» Records from a data source:
────────────────────

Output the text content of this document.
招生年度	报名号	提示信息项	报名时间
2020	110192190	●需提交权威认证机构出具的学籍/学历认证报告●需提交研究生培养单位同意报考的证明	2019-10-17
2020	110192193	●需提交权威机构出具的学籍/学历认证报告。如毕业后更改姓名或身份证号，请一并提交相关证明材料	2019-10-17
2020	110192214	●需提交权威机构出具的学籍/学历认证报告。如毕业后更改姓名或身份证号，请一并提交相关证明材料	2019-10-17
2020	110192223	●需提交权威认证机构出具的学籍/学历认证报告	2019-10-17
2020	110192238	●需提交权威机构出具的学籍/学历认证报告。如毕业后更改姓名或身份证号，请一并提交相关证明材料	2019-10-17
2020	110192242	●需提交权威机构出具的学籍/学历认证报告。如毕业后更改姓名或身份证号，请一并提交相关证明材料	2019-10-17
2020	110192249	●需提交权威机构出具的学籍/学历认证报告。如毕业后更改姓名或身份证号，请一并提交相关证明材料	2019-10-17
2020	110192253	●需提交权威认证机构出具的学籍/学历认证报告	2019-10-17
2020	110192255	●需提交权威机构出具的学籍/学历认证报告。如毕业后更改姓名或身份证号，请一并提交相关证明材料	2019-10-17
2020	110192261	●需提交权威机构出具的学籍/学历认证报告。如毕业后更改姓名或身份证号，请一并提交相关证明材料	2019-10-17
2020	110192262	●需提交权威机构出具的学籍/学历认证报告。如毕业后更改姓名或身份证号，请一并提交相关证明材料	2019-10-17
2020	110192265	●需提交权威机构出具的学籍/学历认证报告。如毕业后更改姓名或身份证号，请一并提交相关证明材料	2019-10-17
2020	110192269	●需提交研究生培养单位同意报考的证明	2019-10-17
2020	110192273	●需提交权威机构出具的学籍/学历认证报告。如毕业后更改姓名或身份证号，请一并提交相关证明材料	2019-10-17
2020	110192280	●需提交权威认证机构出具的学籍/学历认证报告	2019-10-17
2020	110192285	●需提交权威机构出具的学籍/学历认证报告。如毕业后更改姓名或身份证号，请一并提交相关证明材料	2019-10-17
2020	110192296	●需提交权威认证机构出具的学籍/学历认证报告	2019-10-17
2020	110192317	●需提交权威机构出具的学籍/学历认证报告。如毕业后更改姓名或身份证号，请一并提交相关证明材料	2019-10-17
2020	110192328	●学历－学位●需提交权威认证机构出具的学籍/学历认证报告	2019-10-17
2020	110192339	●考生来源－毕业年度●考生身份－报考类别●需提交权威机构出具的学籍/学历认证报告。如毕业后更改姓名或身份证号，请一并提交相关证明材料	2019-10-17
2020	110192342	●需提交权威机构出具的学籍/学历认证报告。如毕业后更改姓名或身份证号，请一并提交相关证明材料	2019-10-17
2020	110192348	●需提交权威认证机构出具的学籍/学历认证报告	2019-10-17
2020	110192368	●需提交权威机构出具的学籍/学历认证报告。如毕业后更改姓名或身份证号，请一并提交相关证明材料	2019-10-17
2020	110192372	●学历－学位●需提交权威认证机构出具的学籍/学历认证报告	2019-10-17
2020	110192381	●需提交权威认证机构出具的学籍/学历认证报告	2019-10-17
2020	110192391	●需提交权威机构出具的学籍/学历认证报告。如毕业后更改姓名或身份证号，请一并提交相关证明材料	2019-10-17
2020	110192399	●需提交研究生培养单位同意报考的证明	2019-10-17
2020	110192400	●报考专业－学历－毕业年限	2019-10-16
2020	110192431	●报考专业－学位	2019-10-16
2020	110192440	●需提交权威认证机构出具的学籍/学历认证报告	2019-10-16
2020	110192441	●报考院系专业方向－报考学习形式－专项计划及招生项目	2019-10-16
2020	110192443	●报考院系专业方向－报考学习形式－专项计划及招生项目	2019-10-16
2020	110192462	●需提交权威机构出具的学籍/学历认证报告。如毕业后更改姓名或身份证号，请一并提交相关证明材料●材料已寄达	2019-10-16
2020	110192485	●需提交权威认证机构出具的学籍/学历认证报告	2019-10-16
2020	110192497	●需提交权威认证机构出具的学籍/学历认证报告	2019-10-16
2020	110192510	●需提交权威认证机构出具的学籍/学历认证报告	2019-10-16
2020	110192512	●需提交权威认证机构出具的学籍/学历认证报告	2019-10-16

────────────────────

» Your instructions: Print every entry exactly as written.

» Result below:
Output the text content of this document.
招生年度	报名号	提示信息项	报名时间
2020	110192190	●需提交权威认证机构出具的学籍/学历认证报告●需提交研究生培养单位同意报考的证明	2019-10-17
2020	110192193	●需提交权威机构出具的学籍/学历认证报告。如毕业后更改姓名或身份证号，请一并提交相关证明材料	2019-10-17
2020	110192214	●需提交权威机构出具的学籍/学历认证报告。如毕业后更改姓名或身份证号，请一并提交相关证明材料	2019-10-17
2020	110192223	●需提交权威认证机构出具的学籍/学历认证报告	2019-10-17
2020	110192238	●需提交权威机构出具的学籍/学历认证报告。如毕业后更改姓名或身份证号，请一并提交相关证明材料	2019-10-17
2020	110192242	●需提交权威机构出具的学籍/学历认证报告。如毕业后更改姓名或身份证号，请一并提交相关证明材料	2019-10-17
2020	110192249	●需提交权威机构出具的学籍/学历认证报告。如毕业后更改姓名或身份证号，请一并提交相关证明材料	2019-10-17
2020	110192253	●需提交权威认证机构出具的学籍/学历认证报告	2019-10-17
2020	110192255	●需提交权威机构出具的学籍/学历认证报告。如毕业后更改姓名或身份证号，请一并提交相关证明材料	2019-10-17
2020	110192261	●需提交权威机构出具的学籍/学历认证报告。如毕业后更改姓名或身份证号，请一并提交相关证明材料	2019-10-17
2020	110192262	●需提交权威机构出具的学籍/学历认证报告。如毕业后更改姓名或身份证号，请一并提交相关证明材料	2019-10-17
2020	110192265	●需提交权威机构出具的学籍/学历认证报告。如毕业后更改姓名或身份证号，请一并提交相关证明材料	2019-10-17
2020	110192269	●需提交研究生培养单位同意报考的证明	2019-10-17
2020	110192273	●需提交权威机构出具的学籍/学历认证报告。如毕业后更改姓名或身份证号，请一并提交相关证明材料	2019-10-17
2020	110192280	●需提交权威认证机构出具的学籍/学历认证报告	2019-10-17
2020	110192285	●需提交权威机构出具的学籍/学历认证报告。如毕业后更改姓名或身份证号，请一并提交相关证明材料	2019-10-17
2020	110192296	●需提交权威认证机构出具的学籍/学历认证报告	2019-10-17
2020	110192317	●需提交权威机构出具的学籍/学历认证报告。如毕业后更改姓名或身份证号，请一并提交相关证明材料	2019-10-17
2020	110192328	●学历－学位●需提交权威认证机构出具的学籍/学历认证报告	2019-10-17
2020	110192339	●考生来源－毕业年度●考生身份－报考类别●需提交权威机构出具的学籍/学历认证报告。如毕业后更改姓名或身份证号，请一并提交相关证明材料	2019-10-17
2020	110192342	●需提交权威机构出具的学籍/学历认证报告。如毕业后更改姓名或身份证号，请一并提交相关证明材料	2019-10-17
2020	110192348	●需提交权威认证机构出具的学籍/学历认证报告	2019-10-17
2020	110192368	●需提交权威机构出具的学籍/学历认证报告。如毕业后更改姓名或身份证号，请一并提交相关证明材料	2019-10-17
2020	110192372	●学历－学位●需提交权威认证机构出具的学籍/学历认证报告	2019-10-17
2020	110192381	●需提交权威认证机构出具的学籍/学历认证报告	2019-10-17
2020	110192391	●需提交权威机构出具的学籍/学历认证报告。如毕业后更改姓名或身份证号，请一并提交相关证明材料	2019-10-17
2020	110192399	●需提交研究生培养单位同意报考的证明	2019-10-17
2020	110192400	●报考专业－学历－毕业年限	2019-10-16
2020	110192431	●报考专业－学位	2019-10-16
2020	110192440	●需提交权威认证机构出具的学籍/学历认证报告	2019-10-16
2020	110192441	●报考院系专业方向－报考学习形式－专项计划及招生项目	2019-10-16
2020	110192443	●报考院系专业方向－报考学习形式－专项计划及招生项目	2019-10-16
2020	110192462	●需提交权威机构出具的学籍/学历认证报告。如毕业后更改姓名或身份证号，请一并提交相关证明材料●材料已寄达	2019-10-16
2020	110192485	●需提交权威认证机构出具的学籍/学历认证报告	2019-10-16
2020	110192497	●需提交权威认证机构出具的学籍/学历认证报告	2019-10-16
2020	110192510	●需提交权威认证机构出具的学籍/学历认证报告	2019-10-16
2020	110192512	●需提交权威认证机构出具的学籍/学历认证报告	2019-10-16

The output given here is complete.